## Required actions
1. In the Master Ni forum thread, how many video lectures are said to exist so far?
2. Please reproduce the Master Ni forum thread word for word, starting at "if you are interested" and ending at "can contact me.".

## Text extract
* * *

# Introduction of Master Ni from Shanghai



## Master Ni

Hello All,
I would like to introduce Master NI as a resource for practicing and study. Below is the youtub link you can watch.


----------



## MA_Student

I can't say anything about this video..well I can but I'd get In trouble for it so I won't


----------



## Master Ni

Well, some say it is fake , some say this old man bluffing.....As long as nothing personal, every comment welcome.
At end of day it is practice and result counts.


----------



## Encho

Oh he has a wechat, what's his wechat number? Looks not to bad to me.


----------



## Master Ni

You can add my wechat, the group is in Chinese.


----------



## Master Ni

I can bring you in the group if you read chinese.


----------



## TigerHeart

What am I learning in this video?


----------



## Master Ni

It teach how to use our body movement to bring both arms up, not to use shoulder lift arms. Throughout entire push hand body must move first and bring arms to move.


----------



## TigerHeart

So what martial art style is this?  Oh wait, I think I don’t want to know.


----------



## Encho

Master Ni said:


> I can bring you in the group if you read chinese.


I can read chinese, I will have to wait till I get home to scan to my wechat.


----------



## donald1

no thankyou... i have a hard time just remembering the Chinese terms spoken let alone read. but anywho. thought id go ahead drop by and say Hello!


----------



## Master Ni

This is purely application based on Master Ni experiences, there is no style. I will subtitle the video lectures regulary. Master studied under Master Yuan Zhoumo who created "Show Bo" which is popular in France, for 2 years.


----------



## Master Ni

if you are interested in hard core application, he is the one you can pay attention to. currently there are 70 video lectures already.


----------



## Master Ni

I will be the window for Maser Ni, you can contact me.


----------



## Martial D

Master Ni said:


> Hello All,
> I would like to introduce Master NI as a resource for practicing and study. Below is the youtub link you can watch.


That video was really.....something.


----------



## JR 137

Master Ni said:


> Hello All,
> I would like to introduce Master NI as a resource for practicing and study. Below is the youtub link you can watch.


There were two throws that looked like actual throws in the very beginning.  Everything else was highly compliant stuff.

Sorry.  I sat through just about the entire video, so I feel like I should be able to say that as my reward.  About 15 minutes of my life that I’ll never get back.

* * *

## Dataset extract
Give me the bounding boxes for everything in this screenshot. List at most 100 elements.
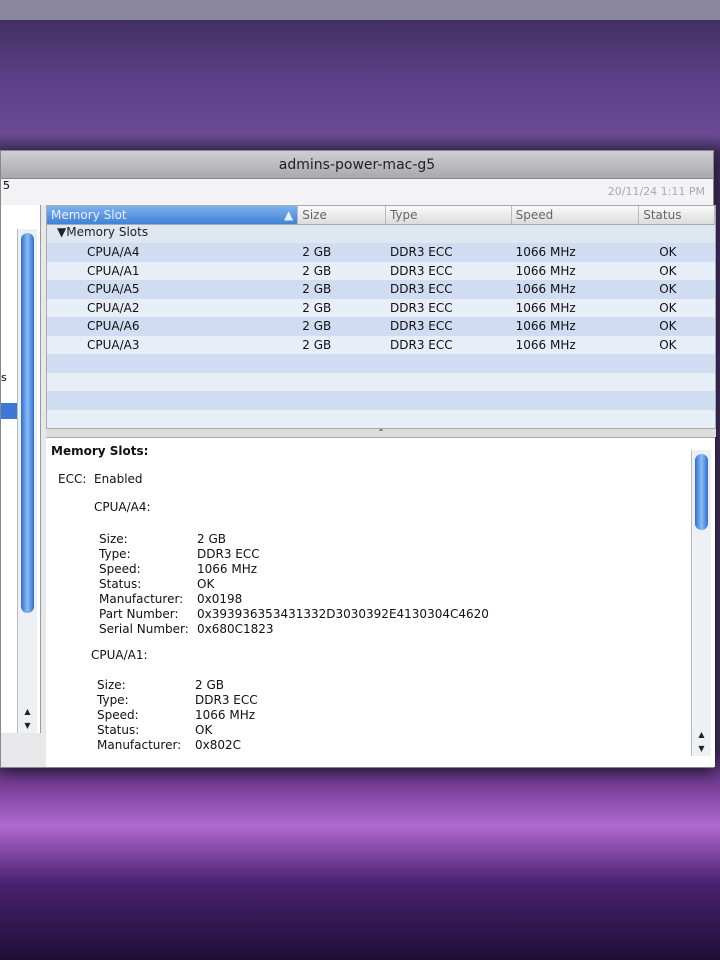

* * *

## Solutions by task
1. 70 video lectures.

2.
if you are interested in hard core application, he is the one you can pay attention to. currently there are 70 video lectures already.


----------



## Master Ni

I will be the window for Maser Ni, you can contact me.